DATA TO USE -
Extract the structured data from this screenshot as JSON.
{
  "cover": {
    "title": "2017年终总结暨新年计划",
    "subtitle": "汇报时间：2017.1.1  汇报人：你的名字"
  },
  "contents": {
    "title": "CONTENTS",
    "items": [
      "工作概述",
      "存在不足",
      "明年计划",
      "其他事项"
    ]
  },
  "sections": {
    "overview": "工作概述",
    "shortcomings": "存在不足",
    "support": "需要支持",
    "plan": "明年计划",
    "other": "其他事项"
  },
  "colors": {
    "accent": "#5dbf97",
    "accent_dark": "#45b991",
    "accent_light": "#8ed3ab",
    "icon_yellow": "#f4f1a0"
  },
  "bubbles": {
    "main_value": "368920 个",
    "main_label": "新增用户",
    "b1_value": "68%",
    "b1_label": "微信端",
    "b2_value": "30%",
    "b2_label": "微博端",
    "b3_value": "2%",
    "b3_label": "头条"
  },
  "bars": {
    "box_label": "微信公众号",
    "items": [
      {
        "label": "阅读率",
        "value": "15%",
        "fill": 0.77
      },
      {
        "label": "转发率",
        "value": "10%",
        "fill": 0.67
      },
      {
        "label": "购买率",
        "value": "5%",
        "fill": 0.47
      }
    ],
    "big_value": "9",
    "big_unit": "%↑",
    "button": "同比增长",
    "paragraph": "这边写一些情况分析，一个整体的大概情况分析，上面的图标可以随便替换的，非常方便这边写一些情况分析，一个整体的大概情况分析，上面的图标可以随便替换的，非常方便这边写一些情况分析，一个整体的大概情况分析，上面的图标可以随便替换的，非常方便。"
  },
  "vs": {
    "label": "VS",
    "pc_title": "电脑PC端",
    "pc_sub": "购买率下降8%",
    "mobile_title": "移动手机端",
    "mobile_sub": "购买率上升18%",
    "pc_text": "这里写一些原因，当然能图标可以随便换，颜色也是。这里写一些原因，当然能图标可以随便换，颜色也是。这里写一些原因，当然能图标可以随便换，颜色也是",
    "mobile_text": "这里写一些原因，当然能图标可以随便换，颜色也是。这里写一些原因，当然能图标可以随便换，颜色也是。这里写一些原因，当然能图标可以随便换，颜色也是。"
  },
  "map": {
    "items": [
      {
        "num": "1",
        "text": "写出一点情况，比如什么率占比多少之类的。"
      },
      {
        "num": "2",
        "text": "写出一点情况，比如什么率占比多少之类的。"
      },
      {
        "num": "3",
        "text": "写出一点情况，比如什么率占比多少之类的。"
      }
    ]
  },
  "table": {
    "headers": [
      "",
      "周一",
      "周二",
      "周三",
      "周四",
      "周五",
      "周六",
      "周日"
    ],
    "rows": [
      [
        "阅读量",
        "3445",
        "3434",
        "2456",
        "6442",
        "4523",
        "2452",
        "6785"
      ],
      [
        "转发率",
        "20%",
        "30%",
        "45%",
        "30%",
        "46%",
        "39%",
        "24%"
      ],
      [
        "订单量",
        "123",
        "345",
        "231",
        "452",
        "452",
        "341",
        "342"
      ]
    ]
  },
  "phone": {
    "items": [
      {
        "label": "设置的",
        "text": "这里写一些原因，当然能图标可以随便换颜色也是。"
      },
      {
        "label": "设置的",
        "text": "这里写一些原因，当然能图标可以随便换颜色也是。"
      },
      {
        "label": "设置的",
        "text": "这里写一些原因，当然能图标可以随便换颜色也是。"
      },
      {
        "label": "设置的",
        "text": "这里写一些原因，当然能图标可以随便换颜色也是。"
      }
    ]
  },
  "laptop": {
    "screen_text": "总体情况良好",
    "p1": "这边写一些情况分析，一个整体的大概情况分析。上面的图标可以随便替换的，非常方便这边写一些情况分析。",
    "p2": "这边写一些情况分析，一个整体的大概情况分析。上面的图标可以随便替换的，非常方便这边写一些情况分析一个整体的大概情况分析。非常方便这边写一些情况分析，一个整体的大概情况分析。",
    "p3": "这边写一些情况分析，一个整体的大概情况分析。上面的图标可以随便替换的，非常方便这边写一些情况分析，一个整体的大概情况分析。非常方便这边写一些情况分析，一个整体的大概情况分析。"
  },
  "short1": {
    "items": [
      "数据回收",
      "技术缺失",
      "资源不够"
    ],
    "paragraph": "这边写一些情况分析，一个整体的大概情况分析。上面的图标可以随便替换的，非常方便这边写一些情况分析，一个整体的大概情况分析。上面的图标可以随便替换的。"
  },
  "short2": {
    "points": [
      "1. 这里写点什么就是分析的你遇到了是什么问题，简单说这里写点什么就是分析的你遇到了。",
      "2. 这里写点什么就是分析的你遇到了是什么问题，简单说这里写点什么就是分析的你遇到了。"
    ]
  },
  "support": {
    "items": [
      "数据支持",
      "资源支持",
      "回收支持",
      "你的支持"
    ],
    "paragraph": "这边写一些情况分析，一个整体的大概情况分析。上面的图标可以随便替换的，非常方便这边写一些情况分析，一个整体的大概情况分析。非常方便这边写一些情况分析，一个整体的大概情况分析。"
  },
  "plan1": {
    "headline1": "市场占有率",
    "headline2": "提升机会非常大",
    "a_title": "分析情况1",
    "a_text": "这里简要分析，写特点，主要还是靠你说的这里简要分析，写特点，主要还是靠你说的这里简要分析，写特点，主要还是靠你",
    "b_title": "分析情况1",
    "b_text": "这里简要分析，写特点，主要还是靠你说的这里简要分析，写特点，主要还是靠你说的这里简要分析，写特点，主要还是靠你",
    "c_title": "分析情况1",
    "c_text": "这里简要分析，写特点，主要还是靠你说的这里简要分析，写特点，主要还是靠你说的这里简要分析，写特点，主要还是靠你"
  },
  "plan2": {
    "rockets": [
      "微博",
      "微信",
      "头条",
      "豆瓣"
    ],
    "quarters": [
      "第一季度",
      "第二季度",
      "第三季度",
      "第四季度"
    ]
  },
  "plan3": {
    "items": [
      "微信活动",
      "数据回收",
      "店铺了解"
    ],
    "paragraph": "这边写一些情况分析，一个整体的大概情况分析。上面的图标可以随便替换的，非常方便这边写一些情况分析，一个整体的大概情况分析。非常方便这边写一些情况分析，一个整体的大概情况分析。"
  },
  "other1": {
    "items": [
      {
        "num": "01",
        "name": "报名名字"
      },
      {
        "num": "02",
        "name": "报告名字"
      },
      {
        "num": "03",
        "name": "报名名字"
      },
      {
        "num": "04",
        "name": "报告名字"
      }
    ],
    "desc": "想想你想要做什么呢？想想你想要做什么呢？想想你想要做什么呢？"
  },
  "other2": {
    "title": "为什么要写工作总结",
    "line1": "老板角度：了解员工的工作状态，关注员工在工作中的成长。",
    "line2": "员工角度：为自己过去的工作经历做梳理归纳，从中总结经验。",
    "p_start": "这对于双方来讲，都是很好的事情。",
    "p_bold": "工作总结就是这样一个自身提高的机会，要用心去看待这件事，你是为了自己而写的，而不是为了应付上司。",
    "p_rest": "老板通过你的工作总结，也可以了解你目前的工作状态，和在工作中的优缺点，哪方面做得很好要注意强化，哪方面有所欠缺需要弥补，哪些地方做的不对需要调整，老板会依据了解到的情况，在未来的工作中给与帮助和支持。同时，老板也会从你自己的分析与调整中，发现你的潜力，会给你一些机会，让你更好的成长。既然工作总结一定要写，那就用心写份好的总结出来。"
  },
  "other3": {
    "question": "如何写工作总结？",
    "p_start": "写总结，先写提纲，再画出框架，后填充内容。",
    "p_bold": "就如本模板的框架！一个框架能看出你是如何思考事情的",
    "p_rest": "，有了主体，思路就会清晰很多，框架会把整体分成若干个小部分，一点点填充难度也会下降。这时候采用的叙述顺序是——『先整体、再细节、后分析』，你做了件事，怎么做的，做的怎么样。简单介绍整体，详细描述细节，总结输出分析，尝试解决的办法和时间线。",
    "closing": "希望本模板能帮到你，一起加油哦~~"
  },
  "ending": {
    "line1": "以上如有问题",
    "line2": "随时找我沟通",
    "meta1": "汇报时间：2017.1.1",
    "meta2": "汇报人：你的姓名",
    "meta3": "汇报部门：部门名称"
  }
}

EXERCISE - Check each line of the data above for the word "主要还是靠你说的这里简要分析" and say how many lines have it. Give the number alone.

CORRECT ANSWER - 3